▼
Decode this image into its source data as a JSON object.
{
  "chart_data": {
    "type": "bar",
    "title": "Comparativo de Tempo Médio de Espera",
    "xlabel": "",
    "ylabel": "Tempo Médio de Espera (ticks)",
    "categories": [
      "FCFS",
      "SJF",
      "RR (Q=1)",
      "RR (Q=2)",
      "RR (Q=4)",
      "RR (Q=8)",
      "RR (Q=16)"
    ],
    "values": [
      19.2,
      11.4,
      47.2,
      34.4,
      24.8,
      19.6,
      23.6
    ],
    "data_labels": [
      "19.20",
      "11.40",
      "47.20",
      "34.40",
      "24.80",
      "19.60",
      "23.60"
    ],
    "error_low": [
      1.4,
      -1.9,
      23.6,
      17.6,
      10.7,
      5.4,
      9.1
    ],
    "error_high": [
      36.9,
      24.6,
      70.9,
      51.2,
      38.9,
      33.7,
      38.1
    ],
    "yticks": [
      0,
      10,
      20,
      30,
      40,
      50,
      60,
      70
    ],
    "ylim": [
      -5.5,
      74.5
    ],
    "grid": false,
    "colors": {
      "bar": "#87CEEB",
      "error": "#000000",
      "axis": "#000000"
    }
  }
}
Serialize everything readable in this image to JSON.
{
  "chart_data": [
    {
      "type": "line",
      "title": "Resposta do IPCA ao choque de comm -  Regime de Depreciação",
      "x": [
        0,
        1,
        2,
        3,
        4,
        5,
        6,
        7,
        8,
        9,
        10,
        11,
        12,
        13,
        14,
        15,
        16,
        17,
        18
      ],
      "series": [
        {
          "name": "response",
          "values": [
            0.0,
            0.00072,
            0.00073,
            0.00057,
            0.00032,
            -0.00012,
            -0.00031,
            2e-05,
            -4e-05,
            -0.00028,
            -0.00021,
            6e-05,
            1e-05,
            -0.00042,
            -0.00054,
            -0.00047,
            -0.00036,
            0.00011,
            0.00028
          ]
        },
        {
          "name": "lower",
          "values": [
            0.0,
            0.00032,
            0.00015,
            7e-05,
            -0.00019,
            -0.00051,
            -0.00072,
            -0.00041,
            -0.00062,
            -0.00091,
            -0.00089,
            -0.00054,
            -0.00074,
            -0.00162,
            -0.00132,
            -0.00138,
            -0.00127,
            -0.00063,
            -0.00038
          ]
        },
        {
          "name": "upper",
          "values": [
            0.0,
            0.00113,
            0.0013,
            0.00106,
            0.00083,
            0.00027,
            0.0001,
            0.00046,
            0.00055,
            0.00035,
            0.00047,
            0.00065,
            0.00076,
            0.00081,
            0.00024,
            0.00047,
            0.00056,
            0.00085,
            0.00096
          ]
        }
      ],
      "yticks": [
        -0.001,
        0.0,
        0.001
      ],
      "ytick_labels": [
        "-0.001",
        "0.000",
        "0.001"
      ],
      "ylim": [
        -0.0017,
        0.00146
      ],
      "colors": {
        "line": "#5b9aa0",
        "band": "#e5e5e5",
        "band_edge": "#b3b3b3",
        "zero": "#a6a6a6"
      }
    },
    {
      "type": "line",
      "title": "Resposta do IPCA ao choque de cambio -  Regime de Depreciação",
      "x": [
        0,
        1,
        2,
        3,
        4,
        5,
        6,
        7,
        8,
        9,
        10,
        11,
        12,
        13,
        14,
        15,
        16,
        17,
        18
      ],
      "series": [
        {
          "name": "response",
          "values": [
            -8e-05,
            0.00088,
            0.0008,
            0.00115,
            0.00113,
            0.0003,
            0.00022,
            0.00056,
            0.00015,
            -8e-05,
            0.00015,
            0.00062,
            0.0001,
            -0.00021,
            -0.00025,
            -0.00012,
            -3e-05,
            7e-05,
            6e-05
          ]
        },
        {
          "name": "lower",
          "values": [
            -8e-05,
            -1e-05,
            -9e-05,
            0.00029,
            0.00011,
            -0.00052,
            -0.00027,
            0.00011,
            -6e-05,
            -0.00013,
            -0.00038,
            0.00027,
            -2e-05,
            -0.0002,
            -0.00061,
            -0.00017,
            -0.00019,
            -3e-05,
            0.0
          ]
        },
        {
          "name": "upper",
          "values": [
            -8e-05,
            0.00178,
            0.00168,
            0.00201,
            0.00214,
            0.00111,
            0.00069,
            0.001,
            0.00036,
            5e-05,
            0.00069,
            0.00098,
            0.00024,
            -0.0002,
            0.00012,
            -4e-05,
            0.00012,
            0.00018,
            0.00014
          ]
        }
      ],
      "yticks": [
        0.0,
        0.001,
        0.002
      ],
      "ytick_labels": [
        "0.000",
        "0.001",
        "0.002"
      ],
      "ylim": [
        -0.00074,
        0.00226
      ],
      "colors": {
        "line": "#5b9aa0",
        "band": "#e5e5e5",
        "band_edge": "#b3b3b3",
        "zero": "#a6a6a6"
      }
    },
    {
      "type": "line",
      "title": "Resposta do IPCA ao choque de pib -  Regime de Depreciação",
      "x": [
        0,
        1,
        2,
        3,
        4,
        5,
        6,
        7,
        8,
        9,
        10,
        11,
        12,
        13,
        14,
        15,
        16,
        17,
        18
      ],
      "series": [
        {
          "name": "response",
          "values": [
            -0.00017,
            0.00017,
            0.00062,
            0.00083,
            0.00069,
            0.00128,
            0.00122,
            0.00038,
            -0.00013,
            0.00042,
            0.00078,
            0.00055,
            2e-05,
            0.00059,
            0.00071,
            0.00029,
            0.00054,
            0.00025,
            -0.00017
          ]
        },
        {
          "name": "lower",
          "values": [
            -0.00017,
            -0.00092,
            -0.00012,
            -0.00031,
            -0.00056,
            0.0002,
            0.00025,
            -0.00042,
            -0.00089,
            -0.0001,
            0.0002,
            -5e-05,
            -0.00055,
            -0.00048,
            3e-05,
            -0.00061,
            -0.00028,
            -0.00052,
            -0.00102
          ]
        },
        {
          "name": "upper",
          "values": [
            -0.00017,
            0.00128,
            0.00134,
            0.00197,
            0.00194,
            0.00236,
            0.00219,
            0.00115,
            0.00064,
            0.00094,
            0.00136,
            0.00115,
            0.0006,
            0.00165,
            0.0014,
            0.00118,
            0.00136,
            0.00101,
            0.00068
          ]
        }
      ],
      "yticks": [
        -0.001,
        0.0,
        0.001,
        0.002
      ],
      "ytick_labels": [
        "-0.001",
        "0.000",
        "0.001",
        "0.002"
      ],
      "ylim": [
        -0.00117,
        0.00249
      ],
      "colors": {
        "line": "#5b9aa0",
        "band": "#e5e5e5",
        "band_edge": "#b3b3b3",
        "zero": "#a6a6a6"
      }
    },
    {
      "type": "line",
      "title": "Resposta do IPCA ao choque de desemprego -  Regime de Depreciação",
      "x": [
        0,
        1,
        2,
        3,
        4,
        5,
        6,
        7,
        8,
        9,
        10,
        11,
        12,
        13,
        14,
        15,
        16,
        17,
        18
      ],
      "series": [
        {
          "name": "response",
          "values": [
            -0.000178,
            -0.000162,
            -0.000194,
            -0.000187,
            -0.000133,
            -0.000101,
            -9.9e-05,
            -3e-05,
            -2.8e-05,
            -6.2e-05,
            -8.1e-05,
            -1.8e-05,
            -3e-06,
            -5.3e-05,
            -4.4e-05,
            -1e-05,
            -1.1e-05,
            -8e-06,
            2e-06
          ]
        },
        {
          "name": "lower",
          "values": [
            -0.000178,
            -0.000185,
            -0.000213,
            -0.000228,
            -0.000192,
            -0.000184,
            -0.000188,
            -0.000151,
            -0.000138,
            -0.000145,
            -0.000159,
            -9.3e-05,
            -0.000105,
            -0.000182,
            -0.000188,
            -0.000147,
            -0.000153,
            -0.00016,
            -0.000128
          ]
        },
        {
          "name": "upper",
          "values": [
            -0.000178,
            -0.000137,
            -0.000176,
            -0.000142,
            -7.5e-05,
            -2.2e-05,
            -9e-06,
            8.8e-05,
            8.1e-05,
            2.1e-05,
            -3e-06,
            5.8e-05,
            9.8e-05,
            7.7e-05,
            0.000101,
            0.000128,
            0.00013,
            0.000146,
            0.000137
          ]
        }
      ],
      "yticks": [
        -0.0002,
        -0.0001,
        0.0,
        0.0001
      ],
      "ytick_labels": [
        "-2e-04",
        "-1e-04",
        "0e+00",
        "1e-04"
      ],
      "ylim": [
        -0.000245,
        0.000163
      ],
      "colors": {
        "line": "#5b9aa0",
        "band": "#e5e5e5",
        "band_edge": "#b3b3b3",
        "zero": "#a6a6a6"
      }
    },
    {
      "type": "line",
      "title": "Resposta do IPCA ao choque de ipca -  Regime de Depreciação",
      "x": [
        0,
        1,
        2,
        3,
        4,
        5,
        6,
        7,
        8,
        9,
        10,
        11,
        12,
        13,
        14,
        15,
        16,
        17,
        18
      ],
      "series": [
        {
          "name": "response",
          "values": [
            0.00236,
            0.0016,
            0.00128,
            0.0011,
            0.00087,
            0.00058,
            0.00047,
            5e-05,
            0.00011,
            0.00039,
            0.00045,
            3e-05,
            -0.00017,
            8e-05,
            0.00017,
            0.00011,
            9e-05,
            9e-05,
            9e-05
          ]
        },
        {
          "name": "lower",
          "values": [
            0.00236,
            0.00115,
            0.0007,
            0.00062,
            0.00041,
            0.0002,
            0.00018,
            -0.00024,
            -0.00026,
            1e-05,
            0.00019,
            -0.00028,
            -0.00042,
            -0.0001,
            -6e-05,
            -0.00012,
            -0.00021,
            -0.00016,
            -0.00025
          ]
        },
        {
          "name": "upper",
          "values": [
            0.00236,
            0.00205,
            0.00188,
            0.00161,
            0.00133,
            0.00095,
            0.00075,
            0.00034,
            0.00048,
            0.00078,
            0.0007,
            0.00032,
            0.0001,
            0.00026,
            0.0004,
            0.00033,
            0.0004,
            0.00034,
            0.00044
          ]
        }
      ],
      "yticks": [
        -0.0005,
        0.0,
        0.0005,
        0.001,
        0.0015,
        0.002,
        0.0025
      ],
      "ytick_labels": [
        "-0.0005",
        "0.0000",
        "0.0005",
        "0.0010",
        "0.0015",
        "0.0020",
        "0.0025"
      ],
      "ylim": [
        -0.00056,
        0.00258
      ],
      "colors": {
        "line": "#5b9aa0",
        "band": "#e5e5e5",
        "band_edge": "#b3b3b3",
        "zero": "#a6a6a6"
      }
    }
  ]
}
▲
## [REQUIRED TASK]
Say how many lines in the records hold the string "Resposta", and say nothing else.

## [EXERCISE OUTPUT]
5